节选文本:

>Polars has developed its own Domain Specific Language (DSL) for transforming data. \
The language is very easy to use and allows for complex queries that remain human readable. \
The two core components of the language are Contexts and Expressions


Polars 开发了自己的特定领域语言 (DSL)，用于转换数据。\
该语言非常容易使用，允许进行复杂的查询，但仍保持人类可读性。\
该语言的两个核心组成部分是上下文和表达式

Polars 自己设计了一套用于处理数据的功能。\
该功能易于使用，而且能以易理解的方式进行复杂的数据处理。\
上下文与表达式是该功能的两个核心组成部分。

# 上下文与表达式概述

## Contexts 上下文

顾名思义，上下文是指需要计算表达式的上下文

- 选择：df.select(...)，df.with_columns(...)
- 过滤：df.filter()
- 分组聚合：df.group_by(...).agg(...)

## Expressions  表达式

表达式是许多数据科学运算的核心：

- 选取特定的列
- 从一列中抽取特定的行
- 将一列与值相乘
- 从一个日期列中，提取年份
- 将一列字符串转换为小写
- ......

**在Polars中，需要Contexts 上下文 与 Expressions 表达式，结合使用**

# 运行环境

In [1]:
import sys

print('python 版本：',sys.version.split('|')[0])

python 版本： 3.11.5 


In [2]:
import polars as pl

print("polars 版本：",pl.__version__)

polars 版本： 0.20.22


# 演示数据

In [3]:
df=pl.read_csv('./data/iris.csv')

In [4]:
df.head(10)

index,Sepal.Length,Sepal.Width,Petal.Length,Petal.Width,Species
i64,f64,f64,f64,f64,str
1,5.1,3.5,1.4,0.2,"""setosa"""
2,4.9,3.0,1.4,0.2,"""setosa"""
3,4.7,3.2,1.3,0.2,"""setosa"""
4,4.6,3.1,1.5,0.2,"""setosa"""
5,5.0,3.6,1.4,0.2,"""setosa"""
6,5.4,3.9,1.7,0.4,"""setosa"""
7,4.6,3.4,1.4,0.3,"""setosa"""
8,5.0,3.4,1.5,0.2,"""setosa"""
9,4.4,2.9,1.4,0.2,"""setosa"""
10,4.9,3.1,1.5,0.1,"""setosa"""


In [5]:
print(df.head(10))   #注意字符串 str 列类型与上面的区别

shape: (10, 6)

列表记录:
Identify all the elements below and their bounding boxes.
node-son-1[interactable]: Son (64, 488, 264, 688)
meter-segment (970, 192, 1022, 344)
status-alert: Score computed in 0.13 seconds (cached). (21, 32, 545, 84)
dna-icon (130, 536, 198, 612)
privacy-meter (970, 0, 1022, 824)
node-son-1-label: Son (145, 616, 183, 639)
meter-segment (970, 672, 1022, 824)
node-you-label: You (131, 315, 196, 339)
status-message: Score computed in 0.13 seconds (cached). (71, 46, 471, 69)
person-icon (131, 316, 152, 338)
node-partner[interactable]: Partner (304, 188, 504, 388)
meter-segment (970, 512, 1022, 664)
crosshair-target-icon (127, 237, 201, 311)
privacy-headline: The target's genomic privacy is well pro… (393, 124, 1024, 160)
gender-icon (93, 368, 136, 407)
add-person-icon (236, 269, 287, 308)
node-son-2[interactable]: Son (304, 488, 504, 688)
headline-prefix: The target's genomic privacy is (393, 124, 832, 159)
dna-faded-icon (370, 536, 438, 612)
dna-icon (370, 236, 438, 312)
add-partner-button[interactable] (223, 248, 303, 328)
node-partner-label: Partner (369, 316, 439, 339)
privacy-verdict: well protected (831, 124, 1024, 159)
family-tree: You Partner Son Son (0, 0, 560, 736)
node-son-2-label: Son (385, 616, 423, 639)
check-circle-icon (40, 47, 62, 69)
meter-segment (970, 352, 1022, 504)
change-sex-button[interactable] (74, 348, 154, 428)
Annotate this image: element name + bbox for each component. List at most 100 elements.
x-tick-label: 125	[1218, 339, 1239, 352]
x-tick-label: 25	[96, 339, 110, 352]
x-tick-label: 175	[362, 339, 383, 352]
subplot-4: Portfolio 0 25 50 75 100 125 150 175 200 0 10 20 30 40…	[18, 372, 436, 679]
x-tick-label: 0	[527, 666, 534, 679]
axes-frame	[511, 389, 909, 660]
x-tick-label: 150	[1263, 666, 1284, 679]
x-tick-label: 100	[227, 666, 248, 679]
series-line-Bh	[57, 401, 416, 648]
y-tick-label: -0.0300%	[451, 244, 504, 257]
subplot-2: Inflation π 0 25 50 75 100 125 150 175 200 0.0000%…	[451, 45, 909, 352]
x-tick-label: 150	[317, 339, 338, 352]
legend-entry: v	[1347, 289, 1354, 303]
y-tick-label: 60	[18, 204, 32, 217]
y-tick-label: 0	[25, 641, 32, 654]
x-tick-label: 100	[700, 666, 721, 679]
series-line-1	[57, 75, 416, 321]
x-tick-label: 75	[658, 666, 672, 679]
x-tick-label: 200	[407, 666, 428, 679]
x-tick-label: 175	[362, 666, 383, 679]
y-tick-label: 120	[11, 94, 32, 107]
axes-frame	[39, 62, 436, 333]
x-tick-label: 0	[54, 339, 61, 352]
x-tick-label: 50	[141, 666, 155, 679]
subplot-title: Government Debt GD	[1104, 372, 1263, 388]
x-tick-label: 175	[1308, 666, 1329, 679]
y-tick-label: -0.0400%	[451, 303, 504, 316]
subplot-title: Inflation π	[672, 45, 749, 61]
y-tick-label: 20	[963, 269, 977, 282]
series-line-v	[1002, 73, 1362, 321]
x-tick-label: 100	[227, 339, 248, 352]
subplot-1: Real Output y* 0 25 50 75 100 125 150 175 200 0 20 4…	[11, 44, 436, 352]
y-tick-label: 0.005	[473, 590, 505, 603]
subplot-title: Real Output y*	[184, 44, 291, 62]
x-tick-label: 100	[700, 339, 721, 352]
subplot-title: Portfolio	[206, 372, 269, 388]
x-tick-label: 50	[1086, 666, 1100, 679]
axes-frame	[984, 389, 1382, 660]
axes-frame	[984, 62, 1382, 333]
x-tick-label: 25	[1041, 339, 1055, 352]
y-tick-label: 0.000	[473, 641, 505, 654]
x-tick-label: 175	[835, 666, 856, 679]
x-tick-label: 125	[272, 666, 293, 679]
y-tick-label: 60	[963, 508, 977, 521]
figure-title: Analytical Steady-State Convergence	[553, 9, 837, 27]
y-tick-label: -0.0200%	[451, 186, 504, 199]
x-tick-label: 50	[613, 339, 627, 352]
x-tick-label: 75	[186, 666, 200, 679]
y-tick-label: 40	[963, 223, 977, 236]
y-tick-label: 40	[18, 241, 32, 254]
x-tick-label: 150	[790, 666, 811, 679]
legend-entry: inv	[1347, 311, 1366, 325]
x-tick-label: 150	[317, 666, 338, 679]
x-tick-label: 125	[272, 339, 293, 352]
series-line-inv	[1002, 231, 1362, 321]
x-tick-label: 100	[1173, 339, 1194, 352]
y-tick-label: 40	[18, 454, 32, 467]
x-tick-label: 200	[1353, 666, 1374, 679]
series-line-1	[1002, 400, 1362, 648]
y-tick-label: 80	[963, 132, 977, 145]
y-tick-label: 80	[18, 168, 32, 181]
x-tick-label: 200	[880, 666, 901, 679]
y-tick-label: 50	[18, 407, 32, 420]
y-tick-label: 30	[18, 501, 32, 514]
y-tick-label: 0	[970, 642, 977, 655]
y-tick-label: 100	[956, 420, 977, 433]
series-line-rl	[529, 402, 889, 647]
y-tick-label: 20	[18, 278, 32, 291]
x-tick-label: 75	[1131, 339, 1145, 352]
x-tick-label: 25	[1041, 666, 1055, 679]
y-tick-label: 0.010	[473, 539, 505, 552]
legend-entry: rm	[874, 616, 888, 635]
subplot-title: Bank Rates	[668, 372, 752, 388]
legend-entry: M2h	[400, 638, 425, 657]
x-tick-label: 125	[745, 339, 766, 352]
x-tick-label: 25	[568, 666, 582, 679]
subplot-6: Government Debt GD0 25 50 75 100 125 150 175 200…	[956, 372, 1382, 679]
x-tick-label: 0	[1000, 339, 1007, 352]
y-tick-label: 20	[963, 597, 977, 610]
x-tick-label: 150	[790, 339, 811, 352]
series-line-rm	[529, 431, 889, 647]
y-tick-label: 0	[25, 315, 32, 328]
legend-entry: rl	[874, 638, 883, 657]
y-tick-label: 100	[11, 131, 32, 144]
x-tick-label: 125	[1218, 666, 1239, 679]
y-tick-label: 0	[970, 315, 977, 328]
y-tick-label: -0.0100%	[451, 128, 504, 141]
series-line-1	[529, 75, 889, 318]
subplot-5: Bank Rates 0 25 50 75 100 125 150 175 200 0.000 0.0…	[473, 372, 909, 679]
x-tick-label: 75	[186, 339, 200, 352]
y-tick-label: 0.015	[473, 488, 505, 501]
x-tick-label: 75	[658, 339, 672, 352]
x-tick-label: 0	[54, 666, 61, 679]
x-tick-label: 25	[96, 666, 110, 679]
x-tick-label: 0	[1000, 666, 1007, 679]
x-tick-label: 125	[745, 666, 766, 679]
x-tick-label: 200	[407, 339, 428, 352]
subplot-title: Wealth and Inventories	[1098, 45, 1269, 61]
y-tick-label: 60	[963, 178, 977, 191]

待办任务:
(A) 根据关于 Polars 的节选文本，演示中使用的 polars 版本号是多少？
(B) 把关于 Polars 的节选文本中的句子“上下文与表达式是该功能的两个核心组成部分。”译成英文。
(C) 请从关于 Polars 的节选文本的末尾接着往下写。

参考答案:
(A) 0.20.22

(B) Contexts and expressions are the two core components of this feature.

(C)
┌───────┬──────────────┬─────────────┬──────────────┬─────────────┬─────────┐
│ index ┆ Sepal.Length ┆ Sepal.Width ┆ Petal.Length ┆ Petal.Width ┆ Species │
│ ---   ┆ ---          ┆ ---         ┆ ---          ┆ ---         ┆ ---     │
│ i64   ┆ f64          ┆ f64         ┆ f64          ┆ f64         ┆ str     │
╞═══════╪══════════════╪═════════════╪══════════════╪═════════════╪═════════╡
│ 1     ┆ 5.1          ┆ 3.5         ┆ 1.4          ┆ 0.2         ┆ setosa  │
│ 2     ┆ 4.9          ┆ 3.0         ┆ 1.4          ┆ 0.2         ┆ setosa  │
│ 3     ┆ 4.7          ┆ 3.2         ┆ 1.3          ┆ 0.2         ┆ setosa  │
│ 4     ┆ 4.6          ┆ 3.1         ┆ 1.5          ┆ 0.2         ┆ setosa  │
│ 5     ┆ 5.0          ┆ 3.6         ┆ 1.4          ┆ 0.2         ┆ setosa  │
│ 6     ┆ 5.4          ┆ 3.9         ┆ 1.7          ┆ 0.4         ┆ setosa  │
│ 7     ┆ 4.6          ┆ 3.4         ┆ 1.4          ┆ 0.3         ┆ setosa  │
│ 8     ┆ 5.0          ┆ 3.4         ┆ 1.5       

In [6]:
df.shape

(150, 6)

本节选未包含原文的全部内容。